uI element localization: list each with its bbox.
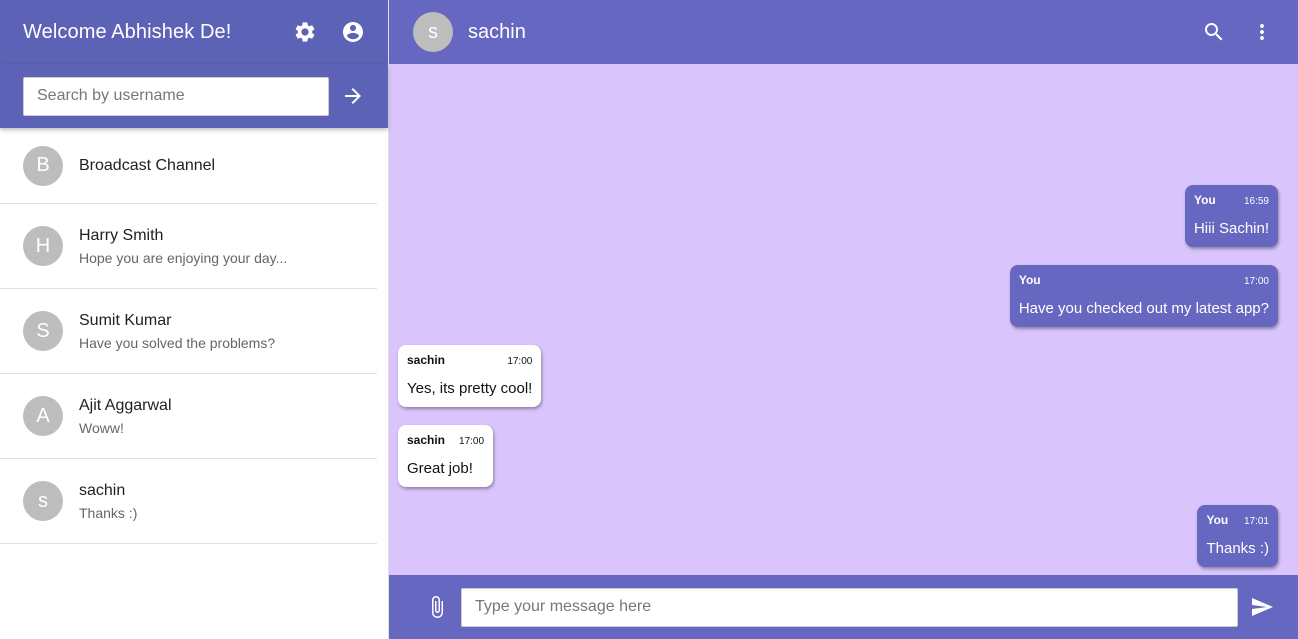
send-icon[interactable] xyxy=(1250,595,1274,619)
search-icon[interactable] xyxy=(1202,20,1226,44)
search-bar xyxy=(0,64,388,128)
message-text: Hiii Sachin! xyxy=(1193,220,1269,237)
chat-meta: Broadcast Channel xyxy=(79,155,215,177)
arrow-forward-icon[interactable] xyxy=(341,84,365,108)
chat-item-sumit-kumar[interactable]: S Sumit Kumar Have you solved the proble… xyxy=(0,289,377,374)
chat-meta: sachin Thanks :) xyxy=(79,480,137,523)
message-bubble: You 16:59 Hiii Sachin! xyxy=(1184,185,1278,247)
message-header: You 16:59 xyxy=(1194,193,1269,207)
chat-item-harry-smith[interactable]: H Harry Smith Hope you are enjoying your… xyxy=(0,204,377,289)
chat-preview: Hope you are enjoying your day... xyxy=(79,249,288,266)
chat-meta: Ajit Aggarwal Woww! xyxy=(79,395,172,438)
chat-item-ajit-aggarwal[interactable]: A Ajit Aggarwal Woww! xyxy=(0,374,377,459)
chat-list: B Broadcast Channel H Harry Smith Hope y… xyxy=(0,128,377,544)
avatar: H xyxy=(23,226,63,266)
message-sender: sachin xyxy=(407,353,446,367)
message-time: 17:00 xyxy=(459,436,485,447)
chat-name: Ajit Aggarwal xyxy=(79,396,172,414)
conversation-header: s sachin xyxy=(389,0,1298,64)
avatar: B xyxy=(23,145,63,186)
message-input[interactable] xyxy=(461,587,1238,627)
more-vert-icon[interactable] xyxy=(1250,20,1274,44)
attach-file-icon[interactable] xyxy=(425,595,449,619)
message-composer xyxy=(389,575,1298,639)
sidebar-header: Welcome Abhishek De! xyxy=(0,0,388,64)
message-header: You 17:01 xyxy=(1206,513,1269,527)
search-input[interactable] xyxy=(23,76,329,116)
message-bubble: You 17:00 Have you checked out my latest… xyxy=(1009,265,1278,327)
chat-preview: Woww! xyxy=(79,419,124,436)
message-text: Thanks :) xyxy=(1206,540,1269,557)
conversation-panel: s sachin You 16:59 Hiii Sachin! You 17:0… xyxy=(389,0,1298,639)
message-bubble: sachin 17:00 Yes, its pretty cool! xyxy=(398,345,542,407)
account-circle-icon[interactable] xyxy=(341,20,365,44)
chat-name: sachin xyxy=(79,481,126,499)
welcome-title: Welcome Abhishek De! xyxy=(23,20,232,43)
message-time: 17:00 xyxy=(1243,276,1269,287)
message-sender: You xyxy=(1206,513,1229,527)
message-sender: sachin xyxy=(407,433,446,447)
message-time: 16:59 xyxy=(1243,196,1269,207)
chat-name: Sumit Kumar xyxy=(79,311,172,329)
chat-preview: Have you solved the problems? xyxy=(79,334,276,351)
avatar: s xyxy=(413,12,453,52)
conversation-title: sachin xyxy=(468,20,526,43)
chat-meta: Harry Smith Hope you are enjoying your d… xyxy=(79,225,287,268)
message-text: Great job! xyxy=(407,460,473,477)
message-header: sachin 17:00 xyxy=(407,433,484,447)
chat-item-sachin[interactable]: s sachin Thanks :) xyxy=(0,459,377,544)
avatar: s xyxy=(23,481,63,521)
avatar: A xyxy=(23,396,63,436)
message-bubble: You 17:01 Thanks :) xyxy=(1197,505,1278,567)
sidebar: Welcome Abhishek De! B Broadcast Channel… xyxy=(0,0,389,639)
message-sender: You xyxy=(1018,273,1041,287)
message-header: sachin 17:00 xyxy=(407,353,532,367)
avatar: S xyxy=(23,311,63,351)
message-list: You 16:59 Hiii Sachin! You 17:00 Have yo… xyxy=(389,64,1298,575)
chat-preview: Thanks :) xyxy=(79,504,138,521)
chat-meta: Sumit Kumar Have you solved the problems… xyxy=(79,310,275,353)
message-sender: You xyxy=(1193,193,1216,207)
message-time: 17:00 xyxy=(507,356,533,367)
chat-name: Broadcast Channel xyxy=(79,156,216,174)
message-bubble: sachin 17:00 Great job! xyxy=(398,425,494,487)
message-header: You 17:00 xyxy=(1019,273,1269,287)
message-text: Have you checked out my latest app? xyxy=(1018,300,1269,317)
gear-icon[interactable] xyxy=(293,20,317,44)
chat-item-broadcast-channel[interactable]: B Broadcast Channel xyxy=(0,128,377,204)
chat-name: Harry Smith xyxy=(79,226,164,244)
message-time: 17:01 xyxy=(1243,516,1269,527)
message-text: Yes, its pretty cool! xyxy=(407,380,533,397)
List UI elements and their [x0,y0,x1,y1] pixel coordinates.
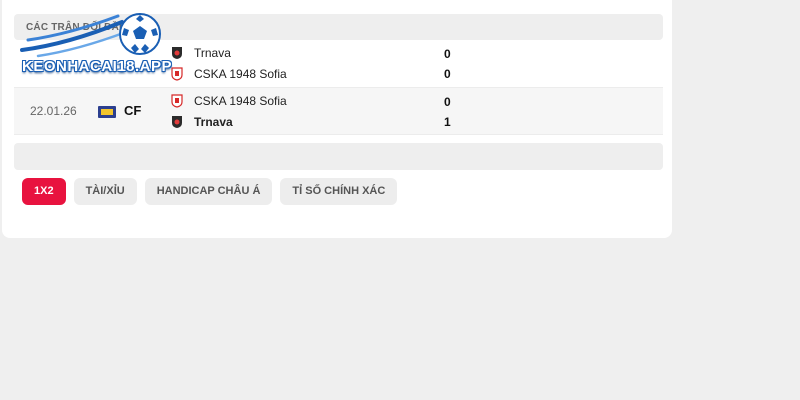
soccer-ball-icon [119,13,161,55]
trnava-crest-icon [172,116,182,128]
cska-crest-icon [171,67,183,81]
empty-section-bar [14,143,663,170]
home-team: CSKA 1948 Sofia [170,91,287,111]
home-team: Trnava [170,43,231,63]
competition-code: CF [124,103,142,118]
team-name: CSKA 1948 Sofia [194,67,287,81]
team-name: Trnava [194,115,233,129]
site-logo: KEONHACAI18.APP [18,10,172,80]
cska-crest-icon [171,94,183,108]
tab-correct-score[interactable]: TỈ SỐ CHÍNH XÁC [280,178,398,205]
away-team: CSKA 1948 Sofia [170,64,287,84]
odds-tabs: 1X2 TÀI/XỈU HANDICAP CHÂU Á TỈ SỐ CHÍNH … [22,178,398,205]
team-name: CSKA 1948 Sofia [194,94,287,108]
away-score: 1 [444,115,451,129]
away-score: 0 [444,67,451,81]
tab-asian-handicap[interactable]: HANDICAP CHÂU Á [144,178,273,205]
home-score: 0 [444,95,451,109]
tab-1x2[interactable]: 1X2 [22,178,66,205]
team-name: Trnava [194,46,231,60]
match-date: 22.01.26 [30,104,77,118]
match-row[interactable]: 22.01.26 CF CSKA 1948 Sofia 0 Trnava 1 [14,88,663,135]
trnava-crest-icon [172,47,182,59]
away-team: Trnava [170,112,233,132]
competition-flag-icon [98,106,116,118]
tab-over-under[interactable]: TÀI/XỈU [73,178,137,205]
home-score: 0 [444,47,451,61]
logo-text: KEONHACAI18.APP [22,58,173,75]
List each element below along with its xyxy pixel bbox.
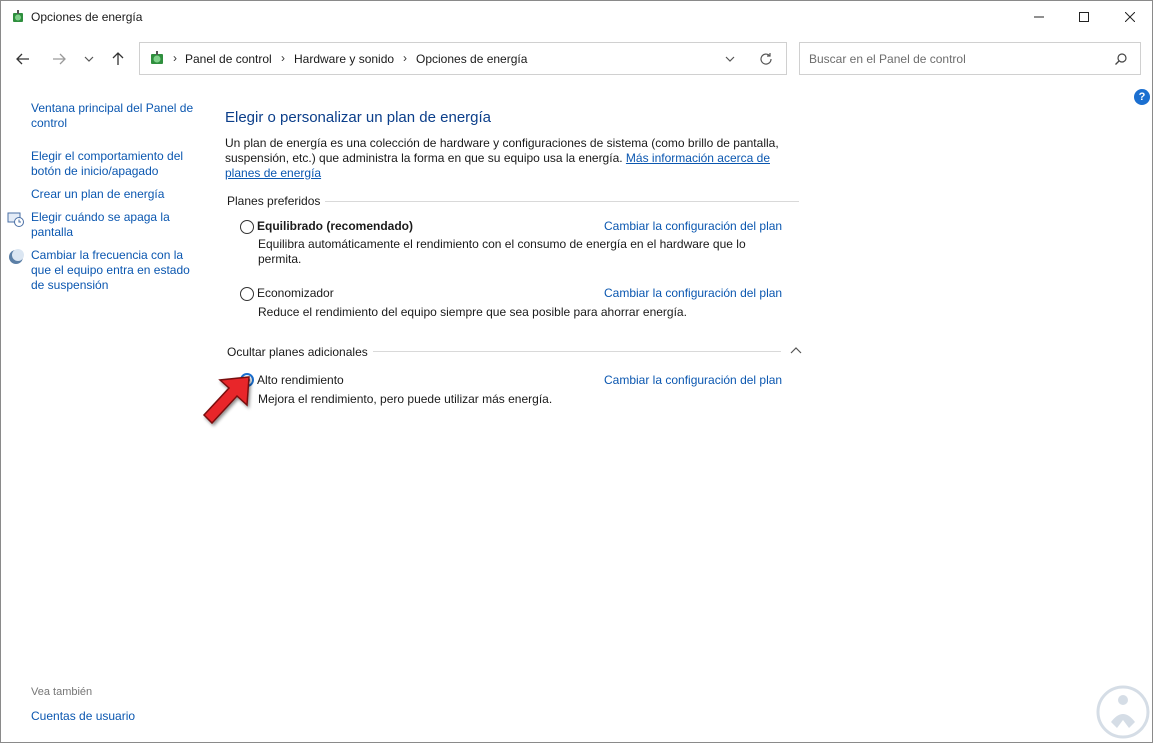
back-button[interactable] xyxy=(11,47,35,71)
sidebar-link-create-plan[interactable]: Crear un plan de energía xyxy=(31,187,201,202)
plan-desc-power-saver: Reduce el rendimiento del equipo siempre… xyxy=(258,305,687,319)
minimize-button[interactable] xyxy=(1016,1,1062,33)
address-bar[interactable]: › Panel de control › Hardware y sonido ›… xyxy=(139,42,787,75)
breadcrumb-panel-de-control[interactable]: Panel de control xyxy=(185,52,272,66)
maximize-icon xyxy=(1079,12,1089,22)
radio-power-saver[interactable] xyxy=(240,287,254,301)
control-panel-icon xyxy=(151,51,163,64)
chevron-down-icon xyxy=(84,56,94,62)
arrow-right-icon xyxy=(53,53,66,65)
window-title: Opciones de energía xyxy=(31,10,143,24)
help-button[interactable]: ? xyxy=(1134,89,1150,105)
plan-name-high-performance[interactable]: Alto rendimiento xyxy=(257,373,344,387)
see-also-heading: Vea también xyxy=(31,686,93,698)
sidebar-link-home[interactable]: Ventana principal del Panel de control xyxy=(31,101,201,131)
radio-balanced[interactable] xyxy=(240,220,254,234)
watermark-logo xyxy=(1096,685,1150,739)
chevron-up-icon[interactable] xyxy=(790,345,802,357)
red-arrow-annotation xyxy=(202,376,250,425)
breadcrumb-opciones-de-energia[interactable]: Opciones de energía xyxy=(416,52,527,66)
control-panel-window: Opciones de energía › Panel de control ›… xyxy=(0,0,1153,743)
change-plan-link-balanced[interactable]: Cambiar la configuración del plan xyxy=(604,219,782,233)
up-button[interactable] xyxy=(106,47,130,71)
search-icon[interactable] xyxy=(1114,52,1128,66)
breadcrumb-separator: › xyxy=(403,51,407,65)
title-bar: Opciones de energía xyxy=(1,1,1152,33)
close-button[interactable] xyxy=(1107,1,1153,33)
breadcrumb-separator: › xyxy=(173,51,177,65)
chevron-down-icon[interactable] xyxy=(722,51,738,67)
plan-desc-high-performance: Mejora el rendimiento, pero puede utiliz… xyxy=(258,392,553,406)
sidebar-link-display-off[interactable]: Elegir cuándo se apaga la pantalla xyxy=(31,210,201,240)
breadcrumb-hardware-y-sonido[interactable]: Hardware y sonido xyxy=(294,52,394,66)
refresh-icon[interactable] xyxy=(758,51,774,67)
search-input[interactable]: Buscar en el Panel de control xyxy=(799,42,1141,75)
recent-locations-button[interactable] xyxy=(77,47,101,71)
plan-name-power-saver[interactable]: Economizador xyxy=(257,286,334,300)
preferred-plans-heading: Planes preferidos xyxy=(227,194,321,208)
section-divider xyxy=(325,201,799,202)
maximize-button[interactable] xyxy=(1061,1,1107,33)
sidebar-link-user-accounts[interactable]: Cuentas de usuario xyxy=(31,709,135,723)
close-icon xyxy=(1125,12,1135,22)
power-options-icon xyxy=(13,10,23,22)
change-plan-link-power-saver[interactable]: Cambiar la configuración del plan xyxy=(604,286,782,300)
moon-icon xyxy=(9,249,24,264)
section-divider xyxy=(373,351,781,352)
arrow-left-icon xyxy=(16,53,29,65)
minimize-icon xyxy=(1034,16,1044,18)
page-description: Un plan de energía es una colección de h… xyxy=(225,136,805,181)
search-placeholder: Buscar en el Panel de control xyxy=(809,52,966,66)
forward-button[interactable] xyxy=(47,47,71,71)
plan-desc-balanced: Equilibra automáticamente el rendimiento… xyxy=(258,237,746,266)
page-title: Elegir o personalizar un plan de energía xyxy=(225,109,492,126)
additional-plans-heading[interactable]: Ocultar planes adicionales xyxy=(227,345,368,359)
monitor-clock-icon xyxy=(7,212,24,227)
change-plan-link-high-performance[interactable]: Cambiar la configuración del plan xyxy=(604,373,782,387)
breadcrumb-separator: › xyxy=(281,51,285,65)
plan-name-balanced[interactable]: Equilibrado (recomendado) xyxy=(257,219,413,233)
arrow-up-icon xyxy=(112,52,124,65)
sidebar-link-power-button[interactable]: Elegir el comportamiento del botón de in… xyxy=(31,149,201,179)
sidebar-link-sleep[interactable]: Cambiar la frecuencia con la que el equi… xyxy=(31,248,201,293)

▶ _AIM_
Please give the part of the items that opens with the line containing "send-icon[interactable] xyxy=(1250,595,1274,619)" and closes with the line containing "chat-meta: Ajit Aggarwal" as a Markdown table with two columns, Row and Line, numbering each line and leaving out any blank lines.

▶ _COMPLETE RESPONSE_
| Row | Line |
|---|---|
| 1 | send-icon[interactable] xyxy=(1250,595,1274,619) |
| 2 | search-icon[interactable] xyxy=(1202,20,1226,44) |
| 3 | search-bar xyxy=(0,64,388,128) |
| 4 | message-text: Hiii Sachin! xyxy=(1193,220,1269,237) |
| 5 | chat-meta: Broadcast Channel xyxy=(79,155,215,177) |
| 6 | arrow-forward-icon[interactable] xyxy=(341,84,365,108) |
| 7 | chat-item-sumit-kumar[interactable]: S Sumit Kumar Have you solved the proble… xyxy=(0,289,377,374) |
| 8 | chat-meta: sachin Thanks :) xyxy=(79,480,137,523) |
| 9 | message-bubble: You 16:59 Hiii Sachin! xyxy=(1184,185,1278,247) |
| 10 | message-header: You 16:59 xyxy=(1194,193,1269,207) |
| 11 | chat-item-harry-smith[interactable]: H Harry Smith Hope you are enjoying your… xyxy=(0,204,377,289) |
| 12 | chat-preview: Hope you are enjoying your day... xyxy=(79,249,288,266) |
| 13 | chat-meta: Ajit Aggarwal Woww! xyxy=(79,395,172,438) |